DESCRIPTION OF THE TASK >>
Copy out every one of the following items verbatim, leaving each line unchanged.

Layout element items >>
::::
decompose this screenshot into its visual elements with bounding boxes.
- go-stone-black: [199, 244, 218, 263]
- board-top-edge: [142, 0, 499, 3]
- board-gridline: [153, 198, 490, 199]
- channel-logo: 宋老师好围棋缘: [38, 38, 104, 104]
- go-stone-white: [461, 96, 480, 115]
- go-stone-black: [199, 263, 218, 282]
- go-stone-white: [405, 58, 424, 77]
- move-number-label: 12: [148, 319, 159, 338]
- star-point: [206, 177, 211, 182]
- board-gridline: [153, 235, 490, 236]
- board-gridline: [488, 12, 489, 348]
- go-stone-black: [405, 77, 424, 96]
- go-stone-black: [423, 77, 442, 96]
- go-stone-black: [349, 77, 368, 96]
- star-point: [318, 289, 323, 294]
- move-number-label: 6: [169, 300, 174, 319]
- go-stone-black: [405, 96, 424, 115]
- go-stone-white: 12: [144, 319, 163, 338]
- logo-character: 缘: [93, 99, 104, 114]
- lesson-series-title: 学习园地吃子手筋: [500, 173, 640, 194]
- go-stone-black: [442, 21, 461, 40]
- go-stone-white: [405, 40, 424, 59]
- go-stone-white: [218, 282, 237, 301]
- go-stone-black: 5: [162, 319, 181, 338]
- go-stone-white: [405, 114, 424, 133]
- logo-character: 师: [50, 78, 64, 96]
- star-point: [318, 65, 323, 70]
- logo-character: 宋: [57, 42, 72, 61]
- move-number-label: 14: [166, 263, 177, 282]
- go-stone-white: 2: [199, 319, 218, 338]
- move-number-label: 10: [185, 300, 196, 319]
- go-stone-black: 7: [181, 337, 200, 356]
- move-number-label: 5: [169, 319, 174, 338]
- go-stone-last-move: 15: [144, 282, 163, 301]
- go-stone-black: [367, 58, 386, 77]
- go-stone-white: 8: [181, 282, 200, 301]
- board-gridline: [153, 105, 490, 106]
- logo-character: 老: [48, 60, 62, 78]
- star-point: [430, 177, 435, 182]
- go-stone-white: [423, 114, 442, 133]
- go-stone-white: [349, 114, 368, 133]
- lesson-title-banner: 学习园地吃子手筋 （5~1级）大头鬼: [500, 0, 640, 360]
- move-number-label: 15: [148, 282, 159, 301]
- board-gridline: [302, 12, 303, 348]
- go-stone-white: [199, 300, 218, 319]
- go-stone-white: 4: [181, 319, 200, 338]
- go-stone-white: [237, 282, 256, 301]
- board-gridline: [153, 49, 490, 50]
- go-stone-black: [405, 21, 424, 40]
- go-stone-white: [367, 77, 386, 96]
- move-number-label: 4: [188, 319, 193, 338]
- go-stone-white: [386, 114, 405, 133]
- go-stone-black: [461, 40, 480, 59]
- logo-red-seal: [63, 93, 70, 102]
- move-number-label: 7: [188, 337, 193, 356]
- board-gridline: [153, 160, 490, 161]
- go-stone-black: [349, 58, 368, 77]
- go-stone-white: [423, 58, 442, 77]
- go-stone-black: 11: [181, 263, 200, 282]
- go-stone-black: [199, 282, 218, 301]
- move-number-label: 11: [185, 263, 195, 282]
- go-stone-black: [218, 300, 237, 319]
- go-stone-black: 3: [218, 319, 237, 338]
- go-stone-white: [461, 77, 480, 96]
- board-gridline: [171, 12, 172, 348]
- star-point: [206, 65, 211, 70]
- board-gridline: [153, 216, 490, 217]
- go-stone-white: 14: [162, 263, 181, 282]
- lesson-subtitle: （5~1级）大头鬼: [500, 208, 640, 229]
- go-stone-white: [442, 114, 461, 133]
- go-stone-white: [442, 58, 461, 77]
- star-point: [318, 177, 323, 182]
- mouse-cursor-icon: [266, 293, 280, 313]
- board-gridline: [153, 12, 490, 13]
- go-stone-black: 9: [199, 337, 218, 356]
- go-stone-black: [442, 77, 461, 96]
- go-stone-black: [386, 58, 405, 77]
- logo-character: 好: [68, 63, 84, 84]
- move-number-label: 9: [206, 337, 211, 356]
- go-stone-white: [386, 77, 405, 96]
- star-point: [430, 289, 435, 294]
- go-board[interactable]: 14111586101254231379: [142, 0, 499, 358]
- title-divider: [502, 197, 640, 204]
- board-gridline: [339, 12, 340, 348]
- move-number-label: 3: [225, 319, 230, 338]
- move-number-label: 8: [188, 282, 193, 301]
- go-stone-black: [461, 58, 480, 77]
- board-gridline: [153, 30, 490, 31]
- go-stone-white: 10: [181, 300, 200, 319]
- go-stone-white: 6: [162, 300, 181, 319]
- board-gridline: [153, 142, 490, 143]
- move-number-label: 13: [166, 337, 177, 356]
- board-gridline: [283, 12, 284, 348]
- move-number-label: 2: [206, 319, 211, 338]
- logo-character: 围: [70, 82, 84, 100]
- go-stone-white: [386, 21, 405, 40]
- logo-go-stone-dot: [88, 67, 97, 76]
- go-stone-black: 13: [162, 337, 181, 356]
::::
PROBLEM SOLUTION >>
decompose this screenshot into its visual elements with bounding boxes.
- go-stone-black: [199, 244, 218, 263]
- board-top-edge: [142, 0, 499, 3]
- board-gridline: [153, 198, 490, 199]
- channel-logo: 宋老师好围棋缘: [38, 38, 104, 104]
- go-stone-white: [461, 96, 480, 115]
- go-stone-black: [199, 263, 218, 282]
- go-stone-white: [405, 58, 424, 77]
- move-number-label: 12: [148, 319, 159, 338]
- star-point: [206, 177, 211, 182]
- board-gridline: [153, 235, 490, 236]
- board-gridline: [488, 12, 489, 348]
- go-stone-black: [405, 77, 424, 96]
- go-stone-black: [423, 77, 442, 96]
- go-stone-black: [349, 77, 368, 96]
- star-point: [318, 289, 323, 294]
- move-number-label: 6: [169, 300, 174, 319]
- go-stone-black: [405, 96, 424, 115]
- go-stone-white: 12: [144, 319, 163, 338]
- logo-character: 缘: [93, 99, 104, 114]
- lesson-series-title: 学习园地吃子手筋: [500, 173, 640, 194]
- go-stone-black: [442, 21, 461, 40]
- go-stone-white: [405, 40, 424, 59]
- go-stone-white: [218, 282, 237, 301]
- go-stone-black: 5: [162, 319, 181, 338]
- go-stone-white: [405, 114, 424, 133]
- logo-character: 师: [50, 78, 64, 96]
- star-point: [318, 65, 323, 70]
- logo-character: 宋: [57, 42, 72, 61]
- move-number-label: 14: [166, 263, 177, 282]
- go-stone-white: 2: [199, 319, 218, 338]
- move-number-label: 10: [185, 300, 196, 319]
- go-stone-black: 7: [181, 337, 200, 356]
- move-number-label: 5: [169, 319, 174, 338]
- go-stone-last-move: 15: [144, 282, 163, 301]
- go-stone-black: [367, 58, 386, 77]
- go-stone-white: 8: [181, 282, 200, 301]
- board-gridline: [153, 105, 490, 106]
- logo-character: 老: [48, 60, 62, 78]
- star-point: [430, 177, 435, 182]
- go-stone-white: [423, 114, 442, 133]
- go-stone-white: [349, 114, 368, 133]
- lesson-title-banner: 学习园地吃子手筋 （5~1级）大头鬼: [500, 0, 640, 360]
- move-number-label: 15: [148, 282, 159, 301]
- board-gridline: [302, 12, 303, 348]
- go-stone-white: [199, 300, 218, 319]
- go-stone-white: 4: [181, 319, 200, 338]
- go-stone-white: [237, 282, 256, 301]
- board-gridline: [153, 49, 490, 50]
- go-stone-black: [405, 21, 424, 40]
- go-stone-white: [367, 77, 386, 96]
- move-number-label: 4: [188, 319, 193, 338]
- go-stone-white: [386, 114, 405, 133]
- go-stone-black: [461, 40, 480, 59]
- logo-red-seal: [63, 93, 70, 102]
- move-number-label: 7: [188, 337, 193, 356]
- board-gridline: [153, 160, 490, 161]
- go-stone-black: [349, 58, 368, 77]
- go-stone-white: [423, 58, 442, 77]
- go-stone-black: 11: [181, 263, 200, 282]
- go-stone-black: [199, 282, 218, 301]
- move-number-label: 11: [185, 263, 195, 282]
- go-stone-black: [218, 300, 237, 319]
- go-stone-black: 3: [218, 319, 237, 338]
- go-stone-white: [461, 77, 480, 96]
- board-gridline: [171, 12, 172, 348]
- star-point: [206, 65, 211, 70]
- board-gridline: [153, 216, 490, 217]
- go-stone-white: 14: [162, 263, 181, 282]
- lesson-subtitle: （5~1级）大头鬼: [500, 208, 640, 229]
- go-stone-white: [442, 114, 461, 133]
- go-stone-white: [442, 58, 461, 77]
- star-point: [318, 177, 323, 182]
- mouse-cursor-icon: [266, 293, 280, 313]
- board-gridline: [153, 12, 490, 13]
- go-stone-black: 9: [199, 337, 218, 356]
- go-stone-black: [442, 77, 461, 96]
- go-stone-black: [386, 58, 405, 77]
- logo-character: 好: [68, 63, 84, 84]
- move-number-label: 9: [206, 337, 211, 356]
- go-stone-white: [386, 77, 405, 96]
- star-point: [430, 289, 435, 294]
- go-board[interactable]: 14111586101254231379: [142, 0, 499, 358]
- title-divider: [502, 197, 640, 204]
- board-gridline: [339, 12, 340, 348]
- move-number-label: 3: [225, 319, 230, 338]
- move-number-label: 8: [188, 282, 193, 301]
- go-stone-black: [461, 58, 480, 77]
- board-gridline: [153, 30, 490, 31]
- go-stone-white: 10: [181, 300, 200, 319]
- go-stone-white: 6: [162, 300, 181, 319]
- board-gridline: [153, 142, 490, 143]
- move-number-label: 13: [166, 337, 177, 356]
- board-gridline: [283, 12, 284, 348]
- move-number-label: 2: [206, 319, 211, 338]
- logo-character: 围: [70, 82, 84, 100]
- go-stone-white: [386, 21, 405, 40]
- logo-go-stone-dot: [88, 67, 97, 76]
- go-stone-black: 13: [162, 337, 181, 356]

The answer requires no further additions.